• _WHAT IS REQUIRED_: Locate the lines of the listing below that hold "Count", then copy each of them.

-- RECORDS SHOWN start --

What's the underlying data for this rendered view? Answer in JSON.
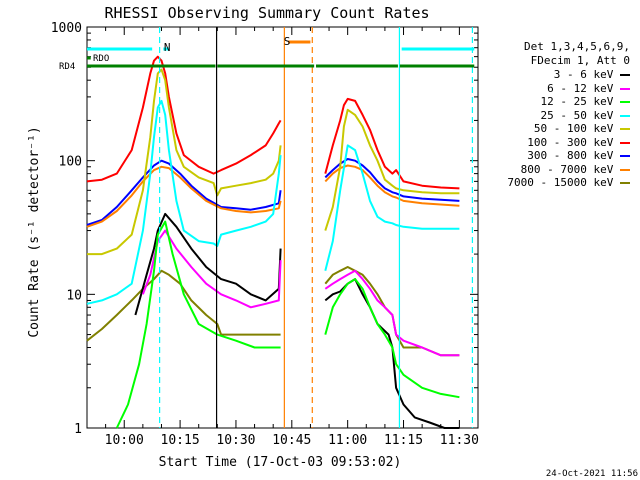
{
  "chart_data": {
    "type": "line",
    "title": "RHESSI Observing Summary Count Rates",
    "xlabel": "Start Time (17-Oct-03 09:53:02)",
    "ylabel": "Count Rate (s⁻¹ detector⁻¹)",
    "y_scale": "log",
    "ylim": [
      1,
      1000
    ],
    "xlim_minutes": [
      -10,
      95
    ],
    "x_ticks": [
      {
        "t": 0,
        "label": "10:00"
      },
      {
        "t": 15,
        "label": "10:15"
      },
      {
        "t": 30,
        "label": "10:30"
      },
      {
        "t": 45,
        "label": "10:45"
      },
      {
        "t": 60,
        "label": "11:00"
      },
      {
        "t": 75,
        "label": "11:15"
      },
      {
        "t": 90,
        "label": "11:30"
      }
    ],
    "y_ticks": [
      {
        "v": 1,
        "label": "1"
      },
      {
        "v": 10,
        "label": "10"
      },
      {
        "v": 100,
        "label": "100"
      },
      {
        "v": 1000,
        "label": "1000"
      }
    ],
    "legend_header": [
      "Det 1,3,4,5,6,9,",
      "FDecim 1, Att 0"
    ],
    "legend_placement": "right",
    "series": [
      {
        "name": "3 - 6 keV",
        "color": "#000000",
        "x": [
          -3,
          3,
          6,
          8,
          9,
          11,
          14,
          18,
          22,
          26,
          30,
          34,
          38,
          41.5,
          42,
          48,
          52,
          54,
          56,
          58,
          60,
          62,
          64,
          66,
          68,
          71,
          72,
          73,
          75,
          78,
          82,
          86,
          90
        ],
        "y": [
          null,
          7,
          14,
          22,
          30,
          40,
          32,
          22,
          16,
          13,
          12,
          10,
          9,
          11,
          22,
          null,
          null,
          9,
          10,
          10.5,
          12,
          13,
          10,
          8,
          6,
          5,
          4,
          2,
          1.5,
          1.2,
          1.1,
          1,
          1
        ]
      },
      {
        "name": "6 - 12 keV",
        "color": "#ff00ff",
        "x": [
          5,
          7,
          9,
          11,
          14,
          18,
          22,
          26,
          30,
          34,
          38,
          41.5,
          42,
          48,
          52,
          54,
          56,
          58,
          60,
          62,
          64,
          66,
          68,
          70,
          72,
          73,
          75,
          80,
          85,
          90
        ],
        "y": [
          10,
          14,
          25,
          30,
          22,
          16,
          12,
          10,
          9,
          8,
          8.5,
          9,
          18,
          null,
          null,
          11,
          12,
          13,
          14,
          15,
          13,
          11,
          9,
          8,
          7,
          5,
          4.5,
          4,
          3.5,
          3.5
        ]
      },
      {
        "name": "12 - 25 keV",
        "color": "#00ff00",
        "x": [
          -2,
          1,
          4,
          6,
          8,
          9,
          11,
          13,
          16,
          20,
          25,
          30,
          35,
          40,
          41.5,
          42,
          48,
          52,
          54,
          56,
          58,
          60,
          62,
          64,
          66,
          68,
          70,
          72,
          73,
          75,
          80,
          85,
          90
        ],
        "y": [
          1,
          1.5,
          3,
          6,
          15,
          28,
          35,
          20,
          10,
          6,
          5,
          4.5,
          4,
          4,
          4,
          4,
          null,
          null,
          5,
          8,
          10,
          12,
          13,
          11,
          8,
          6,
          5,
          4,
          3,
          2.5,
          2,
          1.8,
          1.7
        ]
      },
      {
        "name": "25 - 50 keV",
        "color": "#00ffff",
        "x": [
          -10,
          -6,
          -2,
          2,
          5,
          7,
          8,
          9,
          10,
          11,
          12,
          14,
          16,
          20,
          24,
          25,
          26,
          30,
          34,
          38,
          40,
          41.5,
          42,
          48,
          52,
          54,
          56,
          58,
          60,
          62,
          64,
          66,
          68,
          70,
          72,
          73,
          75,
          80,
          85,
          90
        ],
        "y": [
          8.5,
          9,
          10,
          12,
          30,
          80,
          150,
          250,
          280,
          220,
          120,
          50,
          30,
          25,
          24,
          23,
          28,
          30,
          32,
          35,
          40,
          80,
          110,
          null,
          null,
          15,
          25,
          60,
          130,
          120,
          80,
          50,
          38,
          35,
          34,
          33,
          32,
          31,
          31,
          31
        ]
      },
      {
        "name": "50 - 100 keV",
        "color": "#c8c800",
        "x": [
          -10,
          -6,
          -2,
          2,
          5,
          7,
          8,
          9,
          10,
          11,
          12,
          14,
          16,
          20,
          24,
          25,
          26,
          30,
          34,
          38,
          40,
          41.5,
          42,
          48,
          52,
          54,
          56,
          58,
          59,
          60,
          62,
          64,
          66,
          68,
          70,
          72,
          73,
          75,
          80,
          85,
          90
        ],
        "y": [
          20,
          20,
          22,
          28,
          60,
          150,
          280,
          450,
          480,
          400,
          250,
          120,
          90,
          75,
          68,
          55,
          62,
          65,
          68,
          72,
          80,
          100,
          130,
          null,
          null,
          30,
          45,
          90,
          180,
          240,
          220,
          180,
          130,
          100,
          72,
          65,
          62,
          60,
          58,
          57,
          57
        ]
      },
      {
        "name": "100 - 300 keV",
        "color": "#ff0000",
        "x": [
          -10,
          -6,
          -2,
          2,
          5,
          7,
          8,
          9,
          10,
          11,
          12,
          14,
          16,
          20,
          24,
          26,
          30,
          34,
          38,
          40,
          41.5,
          42,
          48,
          52,
          54,
          56,
          58,
          59,
          60,
          62,
          64,
          66,
          68,
          70,
          72,
          73,
          75,
          80,
          85,
          90
        ],
        "y": [
          70,
          72,
          80,
          120,
          250,
          450,
          560,
          600,
          560,
          450,
          300,
          160,
          110,
          90,
          80,
          85,
          95,
          110,
          130,
          160,
          190,
          200,
          null,
          null,
          80,
          130,
          200,
          260,
          290,
          280,
          220,
          170,
          120,
          90,
          80,
          85,
          70,
          65,
          63,
          62
        ]
      },
      {
        "name": "300 - 800 keV",
        "color": "#0000ff",
        "x": [
          -10,
          -6,
          -2,
          2,
          5,
          8,
          10,
          12,
          15,
          18,
          22,
          26,
          30,
          34,
          38,
          41.5,
          42,
          48,
          52,
          54,
          56,
          58,
          60,
          62,
          64,
          66,
          68,
          70,
          72,
          73,
          75,
          80,
          85,
          90
        ],
        "y": [
          33,
          36,
          45,
          60,
          75,
          92,
          100,
          95,
          80,
          65,
          52,
          45,
          44,
          43,
          45,
          48,
          60,
          null,
          null,
          75,
          85,
          95,
          103,
          100,
          92,
          82,
          70,
          62,
          58,
          57,
          54,
          52,
          51,
          50
        ]
      },
      {
        "name": "800 - 7000 keV",
        "color": "#ff8000",
        "x": [
          -10,
          -6,
          -2,
          2,
          5,
          8,
          10,
          12,
          15,
          18,
          22,
          26,
          30,
          34,
          38,
          41.5,
          42,
          48,
          52,
          54,
          56,
          58,
          60,
          62,
          64,
          66,
          68,
          70,
          72,
          73,
          75,
          80,
          85,
          90
        ],
        "y": [
          32,
          35,
          42,
          55,
          70,
          85,
          90,
          88,
          75,
          62,
          50,
          44,
          42,
          41,
          42,
          44,
          50,
          null,
          null,
          70,
          80,
          88,
          92,
          90,
          85,
          75,
          65,
          58,
          54,
          53,
          50,
          48,
          47,
          46
        ]
      },
      {
        "name": "7000 - 15000 keV",
        "color": "#808000",
        "x": [
          -10,
          -6,
          -2,
          2,
          5,
          8,
          10,
          12,
          15,
          18,
          22,
          25,
          26,
          30,
          34,
          38,
          41.5,
          42,
          48,
          52,
          54,
          56,
          58,
          60,
          62,
          64,
          66,
          68,
          70,
          72,
          73,
          75,
          80,
          85,
          90
        ],
        "y": [
          4.5,
          5.5,
          7,
          9,
          11,
          13,
          15,
          14,
          12,
          9,
          7,
          6,
          5,
          5,
          5,
          5,
          5,
          5,
          null,
          null,
          12,
          14,
          15,
          16,
          15,
          14,
          12,
          10,
          8,
          7,
          5,
          4,
          4,
          3.5,
          3.5
        ]
      }
    ],
    "annotations": [
      {
        "label": "N",
        "t": 8.5
      },
      {
        "label": "S",
        "t": 45
      },
      {
        "label": "RDO"
      },
      {
        "label": "RD4"
      }
    ],
    "flag_bars": {
      "cyan": [
        [
          -10,
          7.5
        ],
        [
          10.5,
          12
        ],
        [
          74.5,
          94
        ]
      ],
      "orange": [
        [
          44,
          50
        ]
      ],
      "rdo": [
        [
          -10,
          -9
        ]
      ],
      "rd4": [
        [
          -10,
          24.5
        ],
        [
          25,
          51
        ],
        [
          51.5,
          73.5
        ],
        [
          74,
          94
        ]
      ]
    },
    "vlines": [
      {
        "t": 9.5,
        "color": "#00ffff",
        "style": "dashed"
      },
      {
        "t": 24.8,
        "color": "#000000",
        "style": "solid"
      },
      {
        "t": 43.0,
        "color": "#ff8000",
        "style": "solid"
      },
      {
        "t": 50.5,
        "color": "#ff8000",
        "style": "dashed"
      },
      {
        "t": 73.9,
        "color": "#00ffff",
        "style": "solid"
      },
      {
        "t": 93.5,
        "color": "#00ffff",
        "style": "dashed"
      }
    ],
    "grid": false
  },
  "timestamp": "24-Oct-2021 11:56"
}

-- RECORDS SHOWN end --

• _RESULT FOR THIS EXERCISE_:
    "title": "RHESSI Observing Summary Count Rates",
    "ylabel": "Count Rate (s⁻¹ detector⁻¹)",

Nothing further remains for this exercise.